Exercise directions =
Find the string "image" and gather every line that holds it.

Dataset rows =
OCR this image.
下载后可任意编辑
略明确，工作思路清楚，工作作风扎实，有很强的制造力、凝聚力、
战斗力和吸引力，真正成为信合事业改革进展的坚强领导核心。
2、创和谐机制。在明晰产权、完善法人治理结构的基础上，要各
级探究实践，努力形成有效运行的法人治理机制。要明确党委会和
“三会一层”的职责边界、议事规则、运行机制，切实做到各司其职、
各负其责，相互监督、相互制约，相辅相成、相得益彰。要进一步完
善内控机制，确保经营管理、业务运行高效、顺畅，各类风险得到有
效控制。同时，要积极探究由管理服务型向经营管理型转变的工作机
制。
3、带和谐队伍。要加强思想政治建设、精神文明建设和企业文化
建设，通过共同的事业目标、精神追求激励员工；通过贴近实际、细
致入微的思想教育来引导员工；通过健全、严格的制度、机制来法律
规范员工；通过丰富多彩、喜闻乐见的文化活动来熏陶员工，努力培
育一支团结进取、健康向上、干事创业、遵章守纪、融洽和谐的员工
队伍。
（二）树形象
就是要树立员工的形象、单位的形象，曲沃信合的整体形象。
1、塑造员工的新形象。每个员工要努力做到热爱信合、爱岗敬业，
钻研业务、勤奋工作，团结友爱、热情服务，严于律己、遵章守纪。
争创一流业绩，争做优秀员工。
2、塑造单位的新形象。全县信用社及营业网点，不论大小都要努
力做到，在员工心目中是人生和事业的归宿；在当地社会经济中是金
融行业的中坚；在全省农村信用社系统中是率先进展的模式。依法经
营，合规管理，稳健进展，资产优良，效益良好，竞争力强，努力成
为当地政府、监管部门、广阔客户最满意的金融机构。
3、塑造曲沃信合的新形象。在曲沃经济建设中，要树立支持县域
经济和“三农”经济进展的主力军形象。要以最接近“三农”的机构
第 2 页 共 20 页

...

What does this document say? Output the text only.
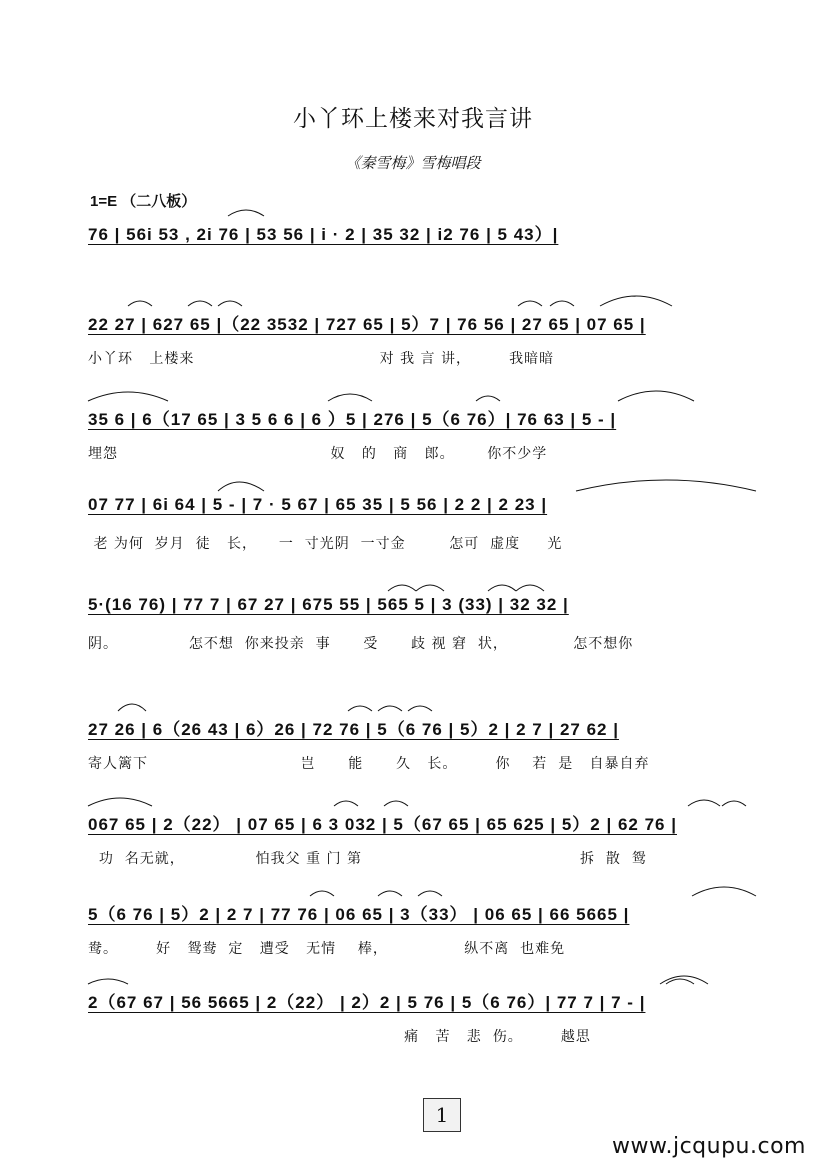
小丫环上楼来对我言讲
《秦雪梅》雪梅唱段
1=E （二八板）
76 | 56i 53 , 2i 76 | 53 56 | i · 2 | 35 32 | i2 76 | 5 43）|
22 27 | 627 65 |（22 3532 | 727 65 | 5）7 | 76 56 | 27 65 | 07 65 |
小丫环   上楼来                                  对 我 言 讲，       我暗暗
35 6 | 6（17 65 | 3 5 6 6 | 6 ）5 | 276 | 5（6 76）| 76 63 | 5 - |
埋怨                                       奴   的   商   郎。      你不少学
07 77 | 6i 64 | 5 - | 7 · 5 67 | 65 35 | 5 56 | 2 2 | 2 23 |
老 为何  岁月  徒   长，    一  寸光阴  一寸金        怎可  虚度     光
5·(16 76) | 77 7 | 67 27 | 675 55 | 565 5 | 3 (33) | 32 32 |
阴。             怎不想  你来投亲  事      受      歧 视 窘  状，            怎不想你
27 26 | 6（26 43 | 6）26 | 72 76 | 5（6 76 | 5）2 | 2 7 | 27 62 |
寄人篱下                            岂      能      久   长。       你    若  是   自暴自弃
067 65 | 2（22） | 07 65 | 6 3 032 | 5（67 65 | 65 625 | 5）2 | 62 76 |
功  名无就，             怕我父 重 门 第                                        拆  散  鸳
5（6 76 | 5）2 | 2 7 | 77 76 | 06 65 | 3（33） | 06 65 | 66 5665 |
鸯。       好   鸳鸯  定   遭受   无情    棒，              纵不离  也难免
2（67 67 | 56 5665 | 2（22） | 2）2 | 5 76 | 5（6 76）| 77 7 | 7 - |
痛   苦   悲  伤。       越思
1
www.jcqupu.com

* * *

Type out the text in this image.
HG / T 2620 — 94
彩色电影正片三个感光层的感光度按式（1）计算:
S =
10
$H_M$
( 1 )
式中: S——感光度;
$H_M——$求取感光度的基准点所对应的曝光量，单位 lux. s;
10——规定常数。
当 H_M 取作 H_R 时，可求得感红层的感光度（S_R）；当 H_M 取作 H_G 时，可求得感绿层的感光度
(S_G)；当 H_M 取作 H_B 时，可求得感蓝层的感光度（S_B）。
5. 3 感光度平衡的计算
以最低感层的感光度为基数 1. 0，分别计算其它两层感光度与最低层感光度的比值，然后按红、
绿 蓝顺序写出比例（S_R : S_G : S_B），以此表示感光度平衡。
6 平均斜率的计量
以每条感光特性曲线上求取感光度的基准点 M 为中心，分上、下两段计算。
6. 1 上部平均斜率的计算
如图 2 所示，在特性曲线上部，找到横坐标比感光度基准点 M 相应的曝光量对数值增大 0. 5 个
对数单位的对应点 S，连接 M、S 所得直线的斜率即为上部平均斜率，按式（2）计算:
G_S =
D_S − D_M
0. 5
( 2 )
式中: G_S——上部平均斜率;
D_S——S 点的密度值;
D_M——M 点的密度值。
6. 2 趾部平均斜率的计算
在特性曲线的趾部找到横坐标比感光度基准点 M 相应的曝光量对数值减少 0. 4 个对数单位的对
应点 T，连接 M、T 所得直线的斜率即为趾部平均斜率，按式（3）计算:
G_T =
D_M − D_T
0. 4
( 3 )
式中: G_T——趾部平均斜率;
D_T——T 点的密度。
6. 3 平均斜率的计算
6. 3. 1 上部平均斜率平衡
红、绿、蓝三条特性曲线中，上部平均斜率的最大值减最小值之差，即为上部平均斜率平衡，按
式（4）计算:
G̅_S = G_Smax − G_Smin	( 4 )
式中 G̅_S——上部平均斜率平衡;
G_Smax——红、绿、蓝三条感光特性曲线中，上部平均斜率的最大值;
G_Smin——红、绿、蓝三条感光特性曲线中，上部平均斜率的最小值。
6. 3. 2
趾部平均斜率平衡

Answer for the task =
OCR this image.
Type out the text in this image.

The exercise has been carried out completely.